(What is needed):
The data shown below should all be retyped exactly.

(Records shown):
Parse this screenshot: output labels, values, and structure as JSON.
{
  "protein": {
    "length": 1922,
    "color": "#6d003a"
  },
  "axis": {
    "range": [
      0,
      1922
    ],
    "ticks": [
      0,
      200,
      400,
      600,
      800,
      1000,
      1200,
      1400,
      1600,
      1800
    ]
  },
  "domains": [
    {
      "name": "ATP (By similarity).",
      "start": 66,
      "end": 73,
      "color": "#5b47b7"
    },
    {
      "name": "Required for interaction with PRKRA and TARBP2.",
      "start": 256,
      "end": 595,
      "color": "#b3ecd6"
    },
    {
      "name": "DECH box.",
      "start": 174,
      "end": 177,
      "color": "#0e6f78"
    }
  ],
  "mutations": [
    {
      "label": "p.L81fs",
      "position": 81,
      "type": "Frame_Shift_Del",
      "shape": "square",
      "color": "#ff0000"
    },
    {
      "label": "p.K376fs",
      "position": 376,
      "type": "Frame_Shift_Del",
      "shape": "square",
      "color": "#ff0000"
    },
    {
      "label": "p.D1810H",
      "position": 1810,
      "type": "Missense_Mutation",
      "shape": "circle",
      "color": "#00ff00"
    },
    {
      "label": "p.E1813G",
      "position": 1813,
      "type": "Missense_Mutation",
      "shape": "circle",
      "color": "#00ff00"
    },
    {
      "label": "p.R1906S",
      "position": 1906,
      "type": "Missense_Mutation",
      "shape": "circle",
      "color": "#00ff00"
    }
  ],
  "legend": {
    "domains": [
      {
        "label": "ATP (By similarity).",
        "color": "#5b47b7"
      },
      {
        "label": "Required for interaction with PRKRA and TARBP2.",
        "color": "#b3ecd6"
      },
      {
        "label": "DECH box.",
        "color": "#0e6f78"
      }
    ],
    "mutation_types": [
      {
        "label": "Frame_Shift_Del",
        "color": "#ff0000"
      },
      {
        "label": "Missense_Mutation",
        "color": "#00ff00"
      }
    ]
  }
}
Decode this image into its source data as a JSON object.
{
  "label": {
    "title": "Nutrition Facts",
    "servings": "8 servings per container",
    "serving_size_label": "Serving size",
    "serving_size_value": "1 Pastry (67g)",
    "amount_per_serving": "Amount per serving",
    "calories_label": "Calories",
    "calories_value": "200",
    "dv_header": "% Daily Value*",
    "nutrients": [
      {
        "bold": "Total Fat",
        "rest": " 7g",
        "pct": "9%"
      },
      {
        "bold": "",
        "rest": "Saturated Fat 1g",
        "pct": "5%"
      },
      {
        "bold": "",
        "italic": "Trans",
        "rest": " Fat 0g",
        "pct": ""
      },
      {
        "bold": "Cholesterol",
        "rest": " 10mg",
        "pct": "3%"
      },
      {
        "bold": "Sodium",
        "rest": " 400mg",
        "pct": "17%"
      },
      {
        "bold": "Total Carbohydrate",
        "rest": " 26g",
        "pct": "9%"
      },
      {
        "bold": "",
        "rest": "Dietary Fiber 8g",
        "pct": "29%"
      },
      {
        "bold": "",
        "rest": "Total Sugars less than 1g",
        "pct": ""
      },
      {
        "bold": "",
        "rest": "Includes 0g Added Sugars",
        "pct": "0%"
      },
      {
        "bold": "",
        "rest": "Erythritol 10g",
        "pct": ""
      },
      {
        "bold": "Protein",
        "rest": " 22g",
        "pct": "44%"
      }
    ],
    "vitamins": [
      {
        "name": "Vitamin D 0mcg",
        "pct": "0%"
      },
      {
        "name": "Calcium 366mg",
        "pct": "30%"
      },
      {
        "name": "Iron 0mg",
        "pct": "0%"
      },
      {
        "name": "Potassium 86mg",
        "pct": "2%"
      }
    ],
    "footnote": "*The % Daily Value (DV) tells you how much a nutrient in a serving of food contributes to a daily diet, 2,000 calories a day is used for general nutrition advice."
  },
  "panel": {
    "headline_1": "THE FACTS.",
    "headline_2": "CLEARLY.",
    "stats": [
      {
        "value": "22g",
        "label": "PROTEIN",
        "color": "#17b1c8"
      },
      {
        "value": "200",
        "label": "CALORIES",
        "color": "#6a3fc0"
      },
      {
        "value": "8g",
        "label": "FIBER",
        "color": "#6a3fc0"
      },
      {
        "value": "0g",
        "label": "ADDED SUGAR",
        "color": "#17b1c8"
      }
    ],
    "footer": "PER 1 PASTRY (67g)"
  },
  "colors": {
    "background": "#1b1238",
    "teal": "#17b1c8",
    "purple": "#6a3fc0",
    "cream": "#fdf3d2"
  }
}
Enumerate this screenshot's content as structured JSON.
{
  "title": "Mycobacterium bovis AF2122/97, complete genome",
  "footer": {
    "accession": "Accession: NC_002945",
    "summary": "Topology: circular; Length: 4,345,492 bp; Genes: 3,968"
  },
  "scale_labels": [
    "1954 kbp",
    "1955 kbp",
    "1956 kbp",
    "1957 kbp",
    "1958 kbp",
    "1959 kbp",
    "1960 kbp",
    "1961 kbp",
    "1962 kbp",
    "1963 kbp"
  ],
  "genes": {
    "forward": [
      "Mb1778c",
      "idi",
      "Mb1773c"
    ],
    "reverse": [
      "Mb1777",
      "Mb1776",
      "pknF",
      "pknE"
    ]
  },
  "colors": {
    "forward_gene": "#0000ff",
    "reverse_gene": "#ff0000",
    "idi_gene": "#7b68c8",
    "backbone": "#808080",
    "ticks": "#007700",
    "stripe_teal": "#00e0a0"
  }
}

(Answer):
Parse this screenshot: output labels, values, and structure as JSON.
{
  "protein": {
    "length": 1922,
    "color": "#6d003a"
  },
  "axis": {
    "range": [
      0,
      1922
    ],
    "ticks": [
      0,
      200,
      400,
      600,
      800,
      1000,
      1200,
      1400,
      1600,
      1800
    ]
  },
  "domains": [
    {
      "name": "ATP (By similarity).",
      "start": 66,
      "end": 73,
      "color": "#5b47b7"
    },
    {
      "name": "Required for interaction with PRKRA and TARBP2.",
      "start": 256,
      "end": 595,
      "color": "#b3ecd6"
    },
    {
      "name": "DECH box.",
      "start": 174,
      "end": 177,
      "color": "#0e6f78"
    }
  ],
  "mutations": [
    {
      "label": "p.L81fs",
      "position": 81,
      "type": "Frame_Shift_Del",
      "shape": "square",
      "color": "#ff0000"
    },
    {
      "label": "p.K376fs",
      "position": 376,
      "type": "Frame_Shift_Del",
      "shape": "square",
      "color": "#ff0000"
    },
    {
      "label": "p.D1810H",
      "position": 1810,
      "type": "Missense_Mutation",
      "shape": "circle",
      "color": "#00ff00"
    },
    {
      "label": "p.E1813G",
      "position": 1813,
      "type": "Missense_Mutation",
      "shape": "circle",
      "color": "#00ff00"
    },
    {
      "label": "p.R1906S",
      "position": 1906,
      "type": "Missense_Mutation",
      "shape": "circle",
      "color": "#00ff00"
    }
  ],
  "legend": {
    "domains": [
      {
        "label": "ATP (By similarity).",
        "color": "#5b47b7"
      },
      {
        "label": "Required for interaction with PRKRA and TARBP2.",
        "color": "#b3ecd6"
      },
      {
        "label": "DECH box.",
        "color": "#0e6f78"
      }
    ],
    "mutation_types": [
      {
        "label": "Frame_Shift_Del",
        "color": "#ff0000"
      },
      {
        "label": "Missense_Mutation",
        "color": "#00ff00"
      }
    ]
  }
}
Decode this image into its source data as a JSON object.
{
  "label": {
    "title": "Nutrition Facts",
    "servings": "8 servings per container",
    "serving_size_label": "Serving size",
    "serving_size_value": "1 Pastry (67g)",
    "amount_per_serving": "Amount per serving",
    "calories_label": "Calories",
    "calories_value": "200",
    "dv_header": "% Daily Value*",
    "nutrients": [
      {
        "bold": "Total Fat",
        "rest": " 7g",
        "pct": "9%"
      },
      {
        "bold": "",
        "rest": "Saturated Fat 1g",
        "pct": "5%"
      },
      {
        "bold": "",
        "italic": "Trans",
        "rest": " Fat 0g",
        "pct": ""
      },
      {
        "bold": "Cholesterol",
        "rest": " 10mg",
        "pct": "3%"
      },
      {
        "bold": "Sodium",
        "rest": " 400mg",
        "pct": "17%"
      },
      {
        "bold": "Total Carbohydrate",
        "rest": " 26g",
        "pct": "9%"
      },
      {
        "bold": "",
        "rest": "Dietary Fiber 8g",
        "pct": "29%"
      },
      {
        "bold": "",
        "rest": "Total Sugars less than 1g",
        "pct": ""
      },
      {
        "bold": "",
        "rest": "Includes 0g Added Sugars",
        "pct": "0%"
      },
      {
        "bold": "",
        "rest": "Erythritol 10g",
        "pct": ""
      },
      {
        "bold": "Protein",
        "rest": " 22g",
        "pct": "44%"
      }
    ],
    "vitamins": [
      {
        "name": "Vitamin D 0mcg",
        "pct": "0%"
      },
      {
        "name": "Calcium 366mg",
        "pct": "30%"
      },
      {
        "name": "Iron 0mg",
        "pct": "0%"
      },
      {
        "name": "Potassium 86mg",
        "pct": "2%"
      }
    ],
    "footnote": "*The % Daily Value (DV) tells you how much a nutrient in a serving of food contributes to a daily diet, 2,000 calories a day is used for general nutrition advice."
  },
  "panel": {
    "headline_1": "THE FACTS.",
    "headline_2": "CLEARLY.",
    "stats": [
      {
        "value": "22g",
        "label": "PROTEIN",
        "color": "#17b1c8"
      },
      {
        "value": "200",
        "label": "CALORIES",
        "color": "#6a3fc0"
      },
      {
        "value": "8g",
        "label": "FIBER",
        "color": "#6a3fc0"
      },
      {
        "value": "0g",
        "label": "ADDED SUGAR",
        "color": "#17b1c8"
      }
    ],
    "footer": "PER 1 PASTRY (67g)"
  },
  "colors": {
    "background": "#1b1238",
    "teal": "#17b1c8",
    "purple": "#6a3fc0",
    "cream": "#fdf3d2"
  }
}
Enumerate this screenshot's content as structured JSON.
{
  "title": "Mycobacterium bovis AF2122/97, complete genome",
  "footer": {
    "accession": "Accession: NC_002945",
    "summary": "Topology: circular; Length: 4,345,492 bp; Genes: 3,968"
  },
  "scale_labels": [
    "1954 kbp",
    "1955 kbp",
    "1956 kbp",
    "1957 kbp",
    "1958 kbp",
    "1959 kbp",
    "1960 kbp",
    "1961 kbp",
    "1962 kbp",
    "1963 kbp"
  ],
  "genes": {
    "forward": [
      "Mb1778c",
      "idi",
      "Mb1773c"
    ],
    "reverse": [
      "Mb1777",
      "Mb1776",
      "pknF",
      "pknE"
    ]
  },
  "colors": {
    "forward_gene": "#0000ff",
    "reverse_gene": "#ff0000",
    "idi_gene": "#7b68c8",
    "backbone": "#808080",
    "ticks": "#007700",
    "stripe_teal": "#00e0a0"
  }
}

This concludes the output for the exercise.